--- Working data ---
────────────────────

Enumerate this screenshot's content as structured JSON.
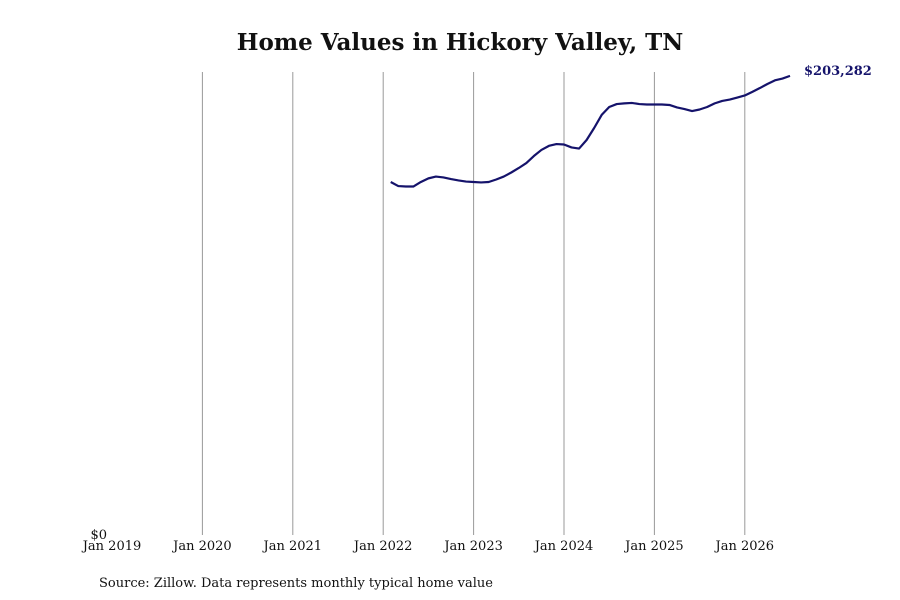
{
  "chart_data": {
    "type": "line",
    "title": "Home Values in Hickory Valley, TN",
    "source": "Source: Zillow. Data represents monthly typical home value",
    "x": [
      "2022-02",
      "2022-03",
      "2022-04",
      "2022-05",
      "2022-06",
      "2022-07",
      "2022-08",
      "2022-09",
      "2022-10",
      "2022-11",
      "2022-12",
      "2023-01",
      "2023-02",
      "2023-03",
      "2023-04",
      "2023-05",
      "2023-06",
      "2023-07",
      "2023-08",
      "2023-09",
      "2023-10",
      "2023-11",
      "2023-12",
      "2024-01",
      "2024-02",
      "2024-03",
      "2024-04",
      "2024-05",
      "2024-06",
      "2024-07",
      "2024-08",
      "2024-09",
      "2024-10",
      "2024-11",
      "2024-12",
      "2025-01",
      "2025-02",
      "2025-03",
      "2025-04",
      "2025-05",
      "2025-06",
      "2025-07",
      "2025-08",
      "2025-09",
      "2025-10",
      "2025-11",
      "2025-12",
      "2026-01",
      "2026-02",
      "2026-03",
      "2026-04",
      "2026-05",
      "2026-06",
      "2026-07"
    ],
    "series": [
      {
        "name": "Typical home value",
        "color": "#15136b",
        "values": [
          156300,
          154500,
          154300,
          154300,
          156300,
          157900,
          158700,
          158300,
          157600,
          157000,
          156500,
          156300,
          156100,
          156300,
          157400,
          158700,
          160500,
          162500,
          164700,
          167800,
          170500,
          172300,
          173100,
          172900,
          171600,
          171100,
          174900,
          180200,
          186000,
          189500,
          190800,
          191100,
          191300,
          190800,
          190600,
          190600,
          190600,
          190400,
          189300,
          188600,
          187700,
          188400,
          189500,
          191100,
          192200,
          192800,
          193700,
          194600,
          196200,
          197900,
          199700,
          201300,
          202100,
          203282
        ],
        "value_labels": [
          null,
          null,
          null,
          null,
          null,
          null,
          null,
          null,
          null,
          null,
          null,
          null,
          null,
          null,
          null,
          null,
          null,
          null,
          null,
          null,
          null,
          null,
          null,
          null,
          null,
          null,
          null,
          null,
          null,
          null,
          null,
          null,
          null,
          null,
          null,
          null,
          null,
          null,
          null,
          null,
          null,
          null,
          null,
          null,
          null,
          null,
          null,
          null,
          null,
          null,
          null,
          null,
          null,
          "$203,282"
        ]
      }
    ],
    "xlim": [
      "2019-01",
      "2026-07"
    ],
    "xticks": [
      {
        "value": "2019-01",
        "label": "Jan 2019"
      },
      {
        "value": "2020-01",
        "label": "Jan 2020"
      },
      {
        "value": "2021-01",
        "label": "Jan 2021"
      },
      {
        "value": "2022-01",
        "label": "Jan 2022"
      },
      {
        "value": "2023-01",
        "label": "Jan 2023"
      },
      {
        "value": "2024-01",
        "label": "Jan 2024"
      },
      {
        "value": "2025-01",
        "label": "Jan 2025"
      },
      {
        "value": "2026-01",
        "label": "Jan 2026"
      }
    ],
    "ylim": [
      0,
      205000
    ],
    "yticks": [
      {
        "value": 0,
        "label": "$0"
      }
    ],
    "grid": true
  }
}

────────────────────

--- The request ---
Write out each entry exactly as given, omitting any picture.

--- Answer to the task ---
Enumerate this screenshot's content as structured JSON.
{
  "chart_data": {
    "type": "line",
    "title": "Home Values in Hickory Valley, TN",
    "source": "Source: Zillow. Data represents monthly typical home value",
    "x": [
      "2022-02",
      "2022-03",
      "2022-04",
      "2022-05",
      "2022-06",
      "2022-07",
      "2022-08",
      "2022-09",
      "2022-10",
      "2022-11",
      "2022-12",
      "2023-01",
      "2023-02",
      "2023-03",
      "2023-04",
      "2023-05",
      "2023-06",
      "2023-07",
      "2023-08",
      "2023-09",
      "2023-10",
      "2023-11",
      "2023-12",
      "2024-01",
      "2024-02",
      "2024-03",
      "2024-04",
      "2024-05",
      "2024-06",
      "2024-07",
      "2024-08",
      "2024-09",
      "2024-10",
      "2024-11",
      "2024-12",
      "2025-01",
      "2025-02",
      "2025-03",
      "2025-04",
      "2025-05",
      "2025-06",
      "2025-07",
      "2025-08",
      "2025-09",
      "2025-10",
      "2025-11",
      "2025-12",
      "2026-01",
      "2026-02",
      "2026-03",
      "2026-04",
      "2026-05",
      "2026-06",
      "2026-07"
    ],
    "series": [
      {
        "name": "Typical home value",
        "color": "#15136b",
        "values": [
          156300,
          154500,
          154300,
          154300,
          156300,
          157900,
          158700,
          158300,
          157600,
          157000,
          156500,
          156300,
          156100,
          156300,
          157400,
          158700,
          160500,
          162500,
          164700,
          167800,
          170500,
          172300,
          173100,
          172900,
          171600,
          171100,
          174900,
          180200,
          186000,
          189500,
          190800,
          191100,
          191300,
          190800,
          190600,
          190600,
          190600,
          190400,
          189300,
          188600,
          187700,
          188400,
          189500,
          191100,
          192200,
          192800,
          193700,
          194600,
          196200,
          197900,
          199700,
          201300,
          202100,
          203282
        ],
        "value_labels": [
          null,
          null,
          null,
          null,
          null,
          null,
          null,
          null,
          null,
          null,
          null,
          null,
          null,
          null,
          null,
          null,
          null,
          null,
          null,
          null,
          null,
          null,
          null,
          null,
          null,
          null,
          null,
          null,
          null,
          null,
          null,
          null,
          null,
          null,
          null,
          null,
          null,
          null,
          null,
          null,
          null,
          null,
          null,
          null,
          null,
          null,
          null,
          null,
          null,
          null,
          null,
          null,
          null,
          "$203,282"
        ]
      }
    ],
    "xlim": [
      "2019-01",
      "2026-07"
    ],
    "xticks": [
      {
        "value": "2019-01",
        "label": "Jan 2019"
      },
      {
        "value": "2020-01",
        "label": "Jan 2020"
      },
      {
        "value": "2021-01",
        "label": "Jan 2021"
      },
      {
        "value": "2022-01",
        "label": "Jan 2022"
      },
      {
        "value": "2023-01",
        "label": "Jan 2023"
      },
      {
        "value": "2024-01",
        "label": "Jan 2024"
      },
      {
        "value": "2025-01",
        "label": "Jan 2025"
      },
      {
        "value": "2026-01",
        "label": "Jan 2026"
      }
    ],
    "ylim": [
      0,
      205000
    ],
    "yticks": [
      {
        "value": 0,
        "label": "$0"
      }
    ],
    "grid": true
  }
}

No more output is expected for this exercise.